DATA SECTION -
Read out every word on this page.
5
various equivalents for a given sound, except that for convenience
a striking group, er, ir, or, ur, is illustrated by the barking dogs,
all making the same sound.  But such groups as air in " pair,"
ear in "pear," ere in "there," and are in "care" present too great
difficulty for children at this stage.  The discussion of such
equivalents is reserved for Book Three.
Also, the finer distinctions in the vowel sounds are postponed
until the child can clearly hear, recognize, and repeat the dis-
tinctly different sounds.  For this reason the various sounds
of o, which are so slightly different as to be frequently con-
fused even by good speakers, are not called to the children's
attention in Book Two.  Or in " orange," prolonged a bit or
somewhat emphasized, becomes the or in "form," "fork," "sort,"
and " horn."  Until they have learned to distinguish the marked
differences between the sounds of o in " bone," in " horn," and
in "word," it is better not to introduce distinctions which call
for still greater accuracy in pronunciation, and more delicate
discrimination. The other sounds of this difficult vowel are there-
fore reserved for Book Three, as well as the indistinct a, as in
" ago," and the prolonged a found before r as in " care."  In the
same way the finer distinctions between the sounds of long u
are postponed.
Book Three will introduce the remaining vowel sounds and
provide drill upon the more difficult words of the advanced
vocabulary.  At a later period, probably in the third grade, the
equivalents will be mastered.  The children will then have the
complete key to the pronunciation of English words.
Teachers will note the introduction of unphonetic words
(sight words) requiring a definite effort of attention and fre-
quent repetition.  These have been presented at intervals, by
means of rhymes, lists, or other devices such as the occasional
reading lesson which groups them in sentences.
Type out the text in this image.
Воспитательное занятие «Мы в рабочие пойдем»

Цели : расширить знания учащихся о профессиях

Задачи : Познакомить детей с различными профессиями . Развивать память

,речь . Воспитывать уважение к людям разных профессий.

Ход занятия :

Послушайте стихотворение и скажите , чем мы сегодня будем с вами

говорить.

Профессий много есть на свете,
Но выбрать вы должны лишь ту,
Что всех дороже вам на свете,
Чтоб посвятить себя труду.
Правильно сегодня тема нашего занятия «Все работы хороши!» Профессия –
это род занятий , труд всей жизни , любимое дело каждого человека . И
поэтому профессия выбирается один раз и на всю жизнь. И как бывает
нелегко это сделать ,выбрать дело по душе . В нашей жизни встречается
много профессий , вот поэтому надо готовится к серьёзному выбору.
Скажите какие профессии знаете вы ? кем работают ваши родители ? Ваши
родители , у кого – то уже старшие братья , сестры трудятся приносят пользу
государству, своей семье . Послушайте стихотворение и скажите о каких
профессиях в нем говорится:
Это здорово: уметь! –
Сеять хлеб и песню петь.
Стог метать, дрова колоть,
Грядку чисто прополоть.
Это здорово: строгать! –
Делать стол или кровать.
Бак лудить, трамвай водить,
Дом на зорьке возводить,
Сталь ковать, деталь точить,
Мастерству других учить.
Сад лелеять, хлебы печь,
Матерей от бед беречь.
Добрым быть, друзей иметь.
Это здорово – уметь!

EXERCISE -
Go over the data above and copy every line that has the word "сегодня" in it.

EXERCISE SOLUTION -
Послушайте стихотворение и скажите , чем мы сегодня будем с вами
Правильно сегодня тема нашего занятия «Все работы хороши!» Профессия –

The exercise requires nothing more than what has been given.